*Written task*. Reproduce all of the data exactly.

*Entries shown*.
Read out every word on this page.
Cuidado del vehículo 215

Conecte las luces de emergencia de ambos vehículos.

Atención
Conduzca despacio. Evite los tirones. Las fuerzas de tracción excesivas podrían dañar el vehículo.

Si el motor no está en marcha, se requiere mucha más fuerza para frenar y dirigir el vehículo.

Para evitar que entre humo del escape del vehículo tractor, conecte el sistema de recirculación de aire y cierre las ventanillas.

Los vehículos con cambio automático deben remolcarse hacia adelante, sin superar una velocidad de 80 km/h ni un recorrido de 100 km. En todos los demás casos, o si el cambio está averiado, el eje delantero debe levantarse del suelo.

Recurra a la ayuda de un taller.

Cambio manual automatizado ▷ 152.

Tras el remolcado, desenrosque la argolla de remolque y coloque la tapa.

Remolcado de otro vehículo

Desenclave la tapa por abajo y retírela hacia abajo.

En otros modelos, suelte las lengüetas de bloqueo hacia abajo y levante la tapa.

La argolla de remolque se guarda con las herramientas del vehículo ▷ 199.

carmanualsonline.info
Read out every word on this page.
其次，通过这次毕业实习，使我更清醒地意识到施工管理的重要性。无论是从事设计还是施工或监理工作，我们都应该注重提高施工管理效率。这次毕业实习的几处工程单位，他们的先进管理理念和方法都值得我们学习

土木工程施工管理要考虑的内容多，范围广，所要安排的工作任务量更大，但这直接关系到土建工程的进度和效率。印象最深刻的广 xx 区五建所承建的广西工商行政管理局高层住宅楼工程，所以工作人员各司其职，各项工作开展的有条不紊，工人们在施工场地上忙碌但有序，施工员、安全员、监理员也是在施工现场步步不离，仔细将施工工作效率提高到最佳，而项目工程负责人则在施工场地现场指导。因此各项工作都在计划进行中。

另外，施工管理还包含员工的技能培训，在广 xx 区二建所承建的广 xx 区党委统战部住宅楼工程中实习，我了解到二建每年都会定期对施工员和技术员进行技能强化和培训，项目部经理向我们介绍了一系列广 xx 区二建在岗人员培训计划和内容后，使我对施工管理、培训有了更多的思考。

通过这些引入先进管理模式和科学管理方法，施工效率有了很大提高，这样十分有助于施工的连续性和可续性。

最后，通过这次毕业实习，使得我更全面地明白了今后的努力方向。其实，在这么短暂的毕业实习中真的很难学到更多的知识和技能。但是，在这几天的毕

*Problem solution*.
Read out every word on this page.
Cuidado del vehículo 215

Conecte las luces de emergencia de ambos vehículos.

Atención
Conduzca despacio. Evite los tirones. Las fuerzas de tracción excesivas podrían dañar el vehículo.

Si el motor no está en marcha, se requiere mucha más fuerza para frenar y dirigir el vehículo.

Para evitar que entre humo del escape del vehículo tractor, conecte el sistema de recirculación de aire y cierre las ventanillas.

Los vehículos con cambio automático deben remolcarse hacia adelante, sin superar una velocidad de 80 km/h ni un recorrido de 100 km. En todos los demás casos, o si el cambio está averiado, el eje delantero debe levantarse del suelo.

Recurra a la ayuda de un taller.

Cambio manual automatizado ▷ 152.

Tras el remolcado, desenrosque la argolla de remolque y coloque la tapa.

Remolcado de otro vehículo

Desenclave la tapa por abajo y retírela hacia abajo.

En otros modelos, suelte las lengüetas de bloqueo hacia abajo y levante la tapa.

La argolla de remolque se guarda con las herramientas del vehículo ▷ 199.

carmanualsonline.info
Read out every word on this page.
其次，通过这次毕业实习，使我更清醒地意识到施工管理的重要性。无论是从事设计还是施工或监理工作，我们都应该注重提高施工管理效率。这次毕业实习的几处工程单位，他们的先进管理理念和方法都值得我们学习

土木工程施工管理要考虑的内容多，范围广，所要安排的工作任务量更大，但这直接关系到土建工程的进度和效率。印象最深刻的广 xx 区五建所承建的广西工商行政管理局高层住宅楼工程，所以工作人员各司其职，各项工作开展的有条不紊，工人们在施工场地上忙碌但有序，施工员、安全员、监理员也是在施工现场步步不离，仔细将施工工作效率提高到最佳，而项目工程负责人则在施工场地现场指导。因此各项工作都在计划进行中。

另外，施工管理还包含员工的技能培训，在广 xx 区二建所承建的广 xx 区党委统战部住宅楼工程中实习，我了解到二建每年都会定期对施工员和技术员进行技能强化和培训，项目部经理向我们介绍了一系列广 xx 区二建在岗人员培训计划和内容后，使我对施工管理、培训有了更多的思考。

通过这些引入先进管理模式和科学管理方法，施工效率有了很大提高，这样十分有助于施工的连续性和可续性。

最后，通过这次毕业实习，使得我更全面地明白了今后的努力方向。其实，在这么短暂的毕业实习中真的很难学到更多的知识和技能。但是，在这几天的毕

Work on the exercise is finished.